>> begin EXERCISE MATERIALS

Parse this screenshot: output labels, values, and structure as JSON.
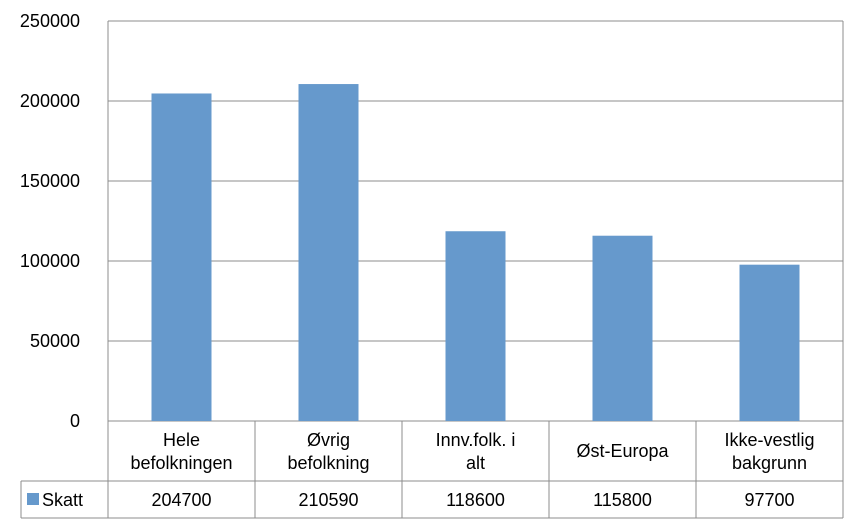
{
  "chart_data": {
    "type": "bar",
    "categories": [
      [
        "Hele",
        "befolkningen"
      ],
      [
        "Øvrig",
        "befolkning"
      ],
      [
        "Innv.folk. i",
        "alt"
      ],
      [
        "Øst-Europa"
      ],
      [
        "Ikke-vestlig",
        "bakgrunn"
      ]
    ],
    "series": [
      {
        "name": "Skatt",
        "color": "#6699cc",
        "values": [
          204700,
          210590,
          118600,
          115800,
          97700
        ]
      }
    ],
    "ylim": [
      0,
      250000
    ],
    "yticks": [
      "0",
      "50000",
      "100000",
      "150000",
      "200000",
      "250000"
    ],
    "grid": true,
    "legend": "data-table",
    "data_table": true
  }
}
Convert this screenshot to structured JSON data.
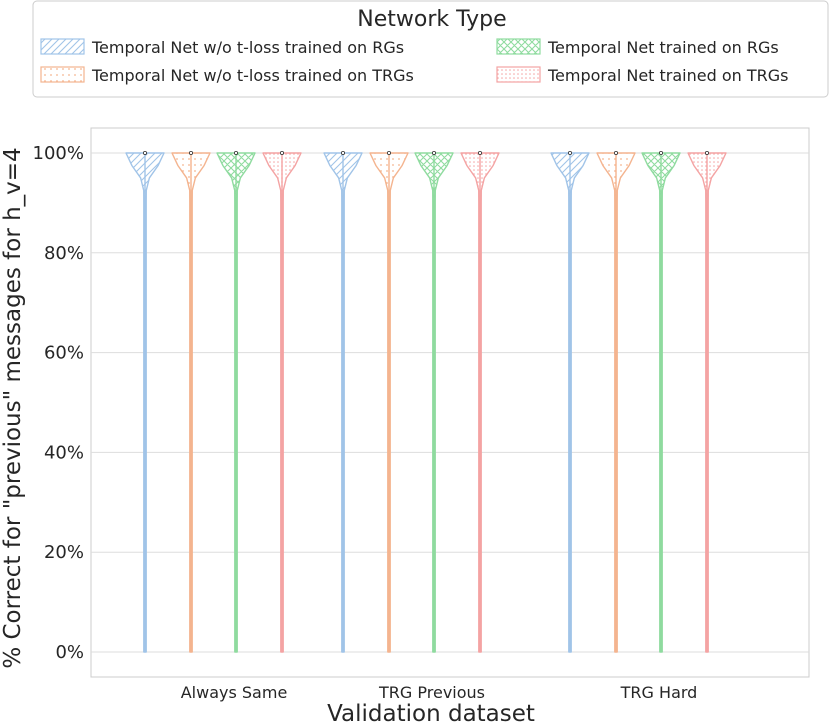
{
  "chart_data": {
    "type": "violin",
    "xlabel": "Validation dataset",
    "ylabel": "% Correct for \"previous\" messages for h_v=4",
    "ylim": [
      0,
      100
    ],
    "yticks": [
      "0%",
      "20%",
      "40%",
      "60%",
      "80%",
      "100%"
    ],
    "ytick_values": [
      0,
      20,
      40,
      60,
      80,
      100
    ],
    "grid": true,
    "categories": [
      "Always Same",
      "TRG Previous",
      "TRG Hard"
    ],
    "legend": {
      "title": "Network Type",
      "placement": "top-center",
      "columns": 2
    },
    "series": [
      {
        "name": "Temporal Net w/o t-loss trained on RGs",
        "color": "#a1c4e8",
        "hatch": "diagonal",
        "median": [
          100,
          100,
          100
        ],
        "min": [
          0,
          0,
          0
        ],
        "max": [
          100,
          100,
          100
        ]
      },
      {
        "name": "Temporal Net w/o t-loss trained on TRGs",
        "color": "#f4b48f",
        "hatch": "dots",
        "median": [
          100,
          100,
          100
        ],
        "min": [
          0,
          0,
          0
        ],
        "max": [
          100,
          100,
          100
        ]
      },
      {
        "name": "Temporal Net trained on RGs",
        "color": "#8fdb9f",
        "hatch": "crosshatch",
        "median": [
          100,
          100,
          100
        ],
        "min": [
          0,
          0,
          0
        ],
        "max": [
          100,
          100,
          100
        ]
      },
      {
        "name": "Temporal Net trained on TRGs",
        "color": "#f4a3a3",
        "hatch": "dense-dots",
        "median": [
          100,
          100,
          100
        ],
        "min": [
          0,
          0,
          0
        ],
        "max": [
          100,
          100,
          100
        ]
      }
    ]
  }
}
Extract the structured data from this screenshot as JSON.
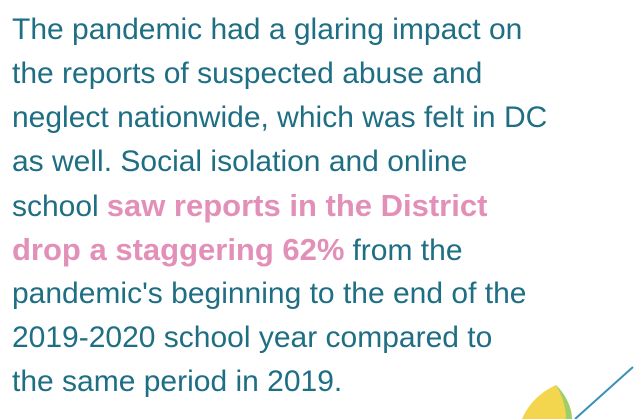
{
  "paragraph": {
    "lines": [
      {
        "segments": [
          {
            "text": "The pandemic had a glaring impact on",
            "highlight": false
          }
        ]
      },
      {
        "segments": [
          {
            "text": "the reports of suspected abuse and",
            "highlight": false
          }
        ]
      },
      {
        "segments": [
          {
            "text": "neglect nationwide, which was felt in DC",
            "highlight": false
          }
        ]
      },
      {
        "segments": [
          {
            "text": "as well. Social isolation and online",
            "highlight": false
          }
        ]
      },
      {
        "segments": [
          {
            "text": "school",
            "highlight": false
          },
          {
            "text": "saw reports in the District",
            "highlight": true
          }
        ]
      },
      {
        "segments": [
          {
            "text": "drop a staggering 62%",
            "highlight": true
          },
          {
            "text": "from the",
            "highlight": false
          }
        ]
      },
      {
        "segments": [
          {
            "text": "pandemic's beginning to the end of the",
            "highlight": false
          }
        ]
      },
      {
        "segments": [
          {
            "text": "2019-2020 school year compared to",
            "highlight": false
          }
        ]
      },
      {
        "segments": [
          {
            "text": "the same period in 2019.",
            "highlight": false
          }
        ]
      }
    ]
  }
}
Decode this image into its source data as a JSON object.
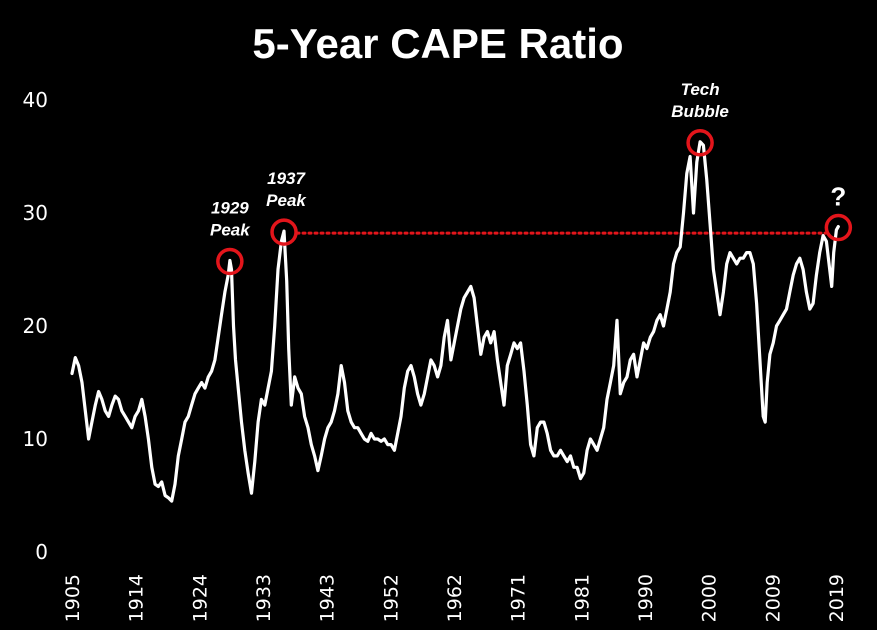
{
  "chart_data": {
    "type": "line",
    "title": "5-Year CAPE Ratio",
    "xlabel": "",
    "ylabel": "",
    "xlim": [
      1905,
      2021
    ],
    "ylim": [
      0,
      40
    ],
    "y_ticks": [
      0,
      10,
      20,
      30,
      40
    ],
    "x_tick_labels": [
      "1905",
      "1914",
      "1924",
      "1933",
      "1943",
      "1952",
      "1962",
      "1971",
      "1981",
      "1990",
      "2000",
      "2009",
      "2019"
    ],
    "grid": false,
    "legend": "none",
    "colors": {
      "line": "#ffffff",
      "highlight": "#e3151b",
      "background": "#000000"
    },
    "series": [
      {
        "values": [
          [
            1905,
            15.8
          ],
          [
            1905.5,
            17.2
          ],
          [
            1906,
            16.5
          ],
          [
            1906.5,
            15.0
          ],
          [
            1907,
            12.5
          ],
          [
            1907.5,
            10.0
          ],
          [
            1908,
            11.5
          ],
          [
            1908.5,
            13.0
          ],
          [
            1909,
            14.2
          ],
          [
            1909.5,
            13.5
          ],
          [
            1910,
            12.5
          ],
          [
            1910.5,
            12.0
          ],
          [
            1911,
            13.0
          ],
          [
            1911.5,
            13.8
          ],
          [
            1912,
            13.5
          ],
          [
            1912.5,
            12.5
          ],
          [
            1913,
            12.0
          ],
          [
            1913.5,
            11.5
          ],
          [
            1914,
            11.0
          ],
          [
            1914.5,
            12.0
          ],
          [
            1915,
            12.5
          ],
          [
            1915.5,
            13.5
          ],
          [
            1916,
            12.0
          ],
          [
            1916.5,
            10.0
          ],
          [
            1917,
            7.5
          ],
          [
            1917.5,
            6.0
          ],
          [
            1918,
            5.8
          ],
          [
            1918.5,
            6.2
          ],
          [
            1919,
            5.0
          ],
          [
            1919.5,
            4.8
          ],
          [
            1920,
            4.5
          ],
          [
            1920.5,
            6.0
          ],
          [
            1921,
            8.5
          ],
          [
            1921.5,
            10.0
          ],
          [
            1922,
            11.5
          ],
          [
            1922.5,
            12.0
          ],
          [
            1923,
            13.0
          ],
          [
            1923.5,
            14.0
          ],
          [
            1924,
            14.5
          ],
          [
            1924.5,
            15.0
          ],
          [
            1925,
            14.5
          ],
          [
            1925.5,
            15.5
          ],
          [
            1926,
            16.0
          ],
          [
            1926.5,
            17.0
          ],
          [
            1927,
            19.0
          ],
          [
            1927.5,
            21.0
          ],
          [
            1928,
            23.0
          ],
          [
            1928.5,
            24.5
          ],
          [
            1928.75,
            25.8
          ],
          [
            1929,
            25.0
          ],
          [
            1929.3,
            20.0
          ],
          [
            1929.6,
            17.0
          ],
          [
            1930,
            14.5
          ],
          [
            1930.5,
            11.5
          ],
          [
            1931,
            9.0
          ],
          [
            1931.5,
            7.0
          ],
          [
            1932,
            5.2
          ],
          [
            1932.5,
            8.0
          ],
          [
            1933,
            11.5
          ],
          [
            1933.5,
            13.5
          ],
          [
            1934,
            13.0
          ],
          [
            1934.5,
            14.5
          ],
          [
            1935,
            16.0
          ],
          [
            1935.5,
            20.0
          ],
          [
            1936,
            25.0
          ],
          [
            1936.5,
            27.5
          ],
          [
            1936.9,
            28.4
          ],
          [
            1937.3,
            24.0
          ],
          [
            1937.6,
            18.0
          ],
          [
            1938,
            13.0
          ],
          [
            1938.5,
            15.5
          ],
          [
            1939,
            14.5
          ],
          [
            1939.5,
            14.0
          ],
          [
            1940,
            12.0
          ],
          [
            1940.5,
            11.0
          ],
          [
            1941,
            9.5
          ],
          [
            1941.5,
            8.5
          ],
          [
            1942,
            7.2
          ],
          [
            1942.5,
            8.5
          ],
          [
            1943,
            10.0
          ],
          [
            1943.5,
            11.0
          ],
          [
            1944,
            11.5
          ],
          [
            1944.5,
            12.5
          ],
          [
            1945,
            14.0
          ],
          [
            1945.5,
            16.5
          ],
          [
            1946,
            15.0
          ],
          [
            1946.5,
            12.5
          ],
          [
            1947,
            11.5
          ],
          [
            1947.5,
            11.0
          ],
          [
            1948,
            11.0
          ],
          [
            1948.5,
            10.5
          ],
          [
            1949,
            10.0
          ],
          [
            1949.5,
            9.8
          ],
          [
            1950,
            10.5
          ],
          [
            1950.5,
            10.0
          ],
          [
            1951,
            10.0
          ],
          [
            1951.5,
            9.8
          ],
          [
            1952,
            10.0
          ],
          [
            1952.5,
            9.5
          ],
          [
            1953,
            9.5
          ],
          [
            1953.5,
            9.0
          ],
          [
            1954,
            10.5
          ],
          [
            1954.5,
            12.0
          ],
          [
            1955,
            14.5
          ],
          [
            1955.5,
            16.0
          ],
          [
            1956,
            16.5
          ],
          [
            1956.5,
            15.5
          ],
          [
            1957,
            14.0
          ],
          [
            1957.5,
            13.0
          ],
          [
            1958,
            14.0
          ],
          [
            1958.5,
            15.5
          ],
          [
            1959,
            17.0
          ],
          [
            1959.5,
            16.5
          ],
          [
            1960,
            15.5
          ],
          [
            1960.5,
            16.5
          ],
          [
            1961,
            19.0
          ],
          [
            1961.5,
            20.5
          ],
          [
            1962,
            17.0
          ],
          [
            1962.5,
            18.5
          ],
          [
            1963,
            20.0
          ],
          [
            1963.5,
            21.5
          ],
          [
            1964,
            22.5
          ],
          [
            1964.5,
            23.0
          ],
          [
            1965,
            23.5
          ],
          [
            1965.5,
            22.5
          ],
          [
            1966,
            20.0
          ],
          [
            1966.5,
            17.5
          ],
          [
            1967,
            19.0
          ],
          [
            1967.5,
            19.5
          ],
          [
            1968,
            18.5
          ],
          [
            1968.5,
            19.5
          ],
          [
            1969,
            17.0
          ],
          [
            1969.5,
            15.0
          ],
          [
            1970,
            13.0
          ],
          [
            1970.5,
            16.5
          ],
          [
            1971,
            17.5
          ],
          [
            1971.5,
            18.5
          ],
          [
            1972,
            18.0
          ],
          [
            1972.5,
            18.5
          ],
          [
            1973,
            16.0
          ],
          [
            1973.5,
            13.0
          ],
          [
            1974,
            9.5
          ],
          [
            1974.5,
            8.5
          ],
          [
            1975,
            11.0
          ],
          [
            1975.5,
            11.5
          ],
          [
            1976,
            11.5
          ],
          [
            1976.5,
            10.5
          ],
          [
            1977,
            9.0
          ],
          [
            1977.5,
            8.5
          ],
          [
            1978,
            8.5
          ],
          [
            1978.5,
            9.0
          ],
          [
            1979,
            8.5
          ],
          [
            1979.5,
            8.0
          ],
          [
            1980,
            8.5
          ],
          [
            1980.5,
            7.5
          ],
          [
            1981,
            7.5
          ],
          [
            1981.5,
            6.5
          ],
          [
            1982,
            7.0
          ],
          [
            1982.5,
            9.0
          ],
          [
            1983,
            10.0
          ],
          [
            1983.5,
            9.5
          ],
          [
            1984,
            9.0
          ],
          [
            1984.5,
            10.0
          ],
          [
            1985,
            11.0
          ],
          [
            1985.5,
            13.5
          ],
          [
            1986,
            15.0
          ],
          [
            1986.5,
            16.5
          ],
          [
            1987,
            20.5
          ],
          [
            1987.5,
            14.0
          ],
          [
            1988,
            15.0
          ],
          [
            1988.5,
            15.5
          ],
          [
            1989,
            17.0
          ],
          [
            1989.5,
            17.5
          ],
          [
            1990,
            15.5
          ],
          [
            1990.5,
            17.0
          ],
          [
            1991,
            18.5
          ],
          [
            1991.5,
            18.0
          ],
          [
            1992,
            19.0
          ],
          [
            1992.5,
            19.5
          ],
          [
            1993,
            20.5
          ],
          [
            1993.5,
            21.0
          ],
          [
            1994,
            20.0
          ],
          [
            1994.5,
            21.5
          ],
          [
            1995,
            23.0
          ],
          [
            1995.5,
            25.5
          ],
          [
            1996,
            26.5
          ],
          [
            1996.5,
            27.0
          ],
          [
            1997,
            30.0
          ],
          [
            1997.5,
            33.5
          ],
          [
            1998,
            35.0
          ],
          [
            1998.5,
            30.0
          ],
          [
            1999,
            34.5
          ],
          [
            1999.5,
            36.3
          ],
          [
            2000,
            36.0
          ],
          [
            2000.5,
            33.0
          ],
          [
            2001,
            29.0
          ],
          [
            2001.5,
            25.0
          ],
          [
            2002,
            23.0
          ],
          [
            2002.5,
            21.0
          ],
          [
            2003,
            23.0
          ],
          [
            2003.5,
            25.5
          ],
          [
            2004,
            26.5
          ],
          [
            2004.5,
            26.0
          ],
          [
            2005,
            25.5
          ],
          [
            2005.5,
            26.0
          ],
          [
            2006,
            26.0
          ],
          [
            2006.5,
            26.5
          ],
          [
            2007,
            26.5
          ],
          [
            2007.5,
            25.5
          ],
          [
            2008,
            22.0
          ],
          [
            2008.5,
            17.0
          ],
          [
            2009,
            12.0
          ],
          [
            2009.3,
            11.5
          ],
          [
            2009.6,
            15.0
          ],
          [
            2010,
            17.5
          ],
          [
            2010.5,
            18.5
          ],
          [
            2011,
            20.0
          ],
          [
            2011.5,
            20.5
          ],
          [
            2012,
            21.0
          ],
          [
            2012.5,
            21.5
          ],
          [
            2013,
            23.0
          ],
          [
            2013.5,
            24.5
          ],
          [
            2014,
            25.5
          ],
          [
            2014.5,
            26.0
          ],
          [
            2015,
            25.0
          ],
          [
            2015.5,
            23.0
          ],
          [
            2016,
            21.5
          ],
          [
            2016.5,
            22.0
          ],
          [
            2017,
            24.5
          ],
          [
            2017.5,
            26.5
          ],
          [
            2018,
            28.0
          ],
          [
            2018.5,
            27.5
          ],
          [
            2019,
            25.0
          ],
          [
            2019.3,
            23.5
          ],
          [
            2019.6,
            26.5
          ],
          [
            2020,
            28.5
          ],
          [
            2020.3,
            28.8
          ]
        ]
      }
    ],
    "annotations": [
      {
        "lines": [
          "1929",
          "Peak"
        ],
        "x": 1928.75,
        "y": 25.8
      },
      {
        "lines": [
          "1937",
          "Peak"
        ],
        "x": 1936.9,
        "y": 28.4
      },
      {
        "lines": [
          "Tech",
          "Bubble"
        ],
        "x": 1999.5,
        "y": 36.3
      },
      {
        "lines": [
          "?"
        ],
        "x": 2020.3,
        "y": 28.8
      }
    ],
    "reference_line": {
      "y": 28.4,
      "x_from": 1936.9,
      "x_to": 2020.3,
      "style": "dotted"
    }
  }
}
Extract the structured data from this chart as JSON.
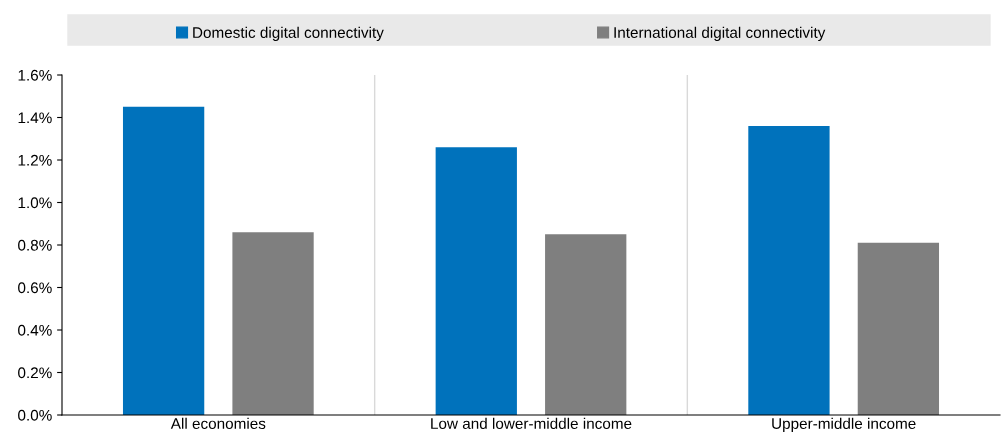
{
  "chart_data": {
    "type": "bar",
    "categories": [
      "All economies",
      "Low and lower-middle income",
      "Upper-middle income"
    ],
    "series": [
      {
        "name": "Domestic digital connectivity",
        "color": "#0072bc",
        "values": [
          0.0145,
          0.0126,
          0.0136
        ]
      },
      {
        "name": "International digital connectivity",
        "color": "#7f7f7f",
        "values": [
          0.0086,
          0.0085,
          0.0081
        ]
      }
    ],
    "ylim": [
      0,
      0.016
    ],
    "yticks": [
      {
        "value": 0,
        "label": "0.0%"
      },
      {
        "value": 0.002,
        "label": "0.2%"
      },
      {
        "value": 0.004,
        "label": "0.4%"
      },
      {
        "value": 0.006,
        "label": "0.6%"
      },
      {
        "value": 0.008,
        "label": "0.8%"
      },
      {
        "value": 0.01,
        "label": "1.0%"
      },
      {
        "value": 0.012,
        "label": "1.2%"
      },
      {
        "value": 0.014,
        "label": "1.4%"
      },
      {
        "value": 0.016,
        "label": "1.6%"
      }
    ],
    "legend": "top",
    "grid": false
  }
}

>> end EXERCISE MATERIALS

Search the preceding listing for "middle" and extract every line where it is found.

      "Low and lower-middle income",
      "Upper-middle income"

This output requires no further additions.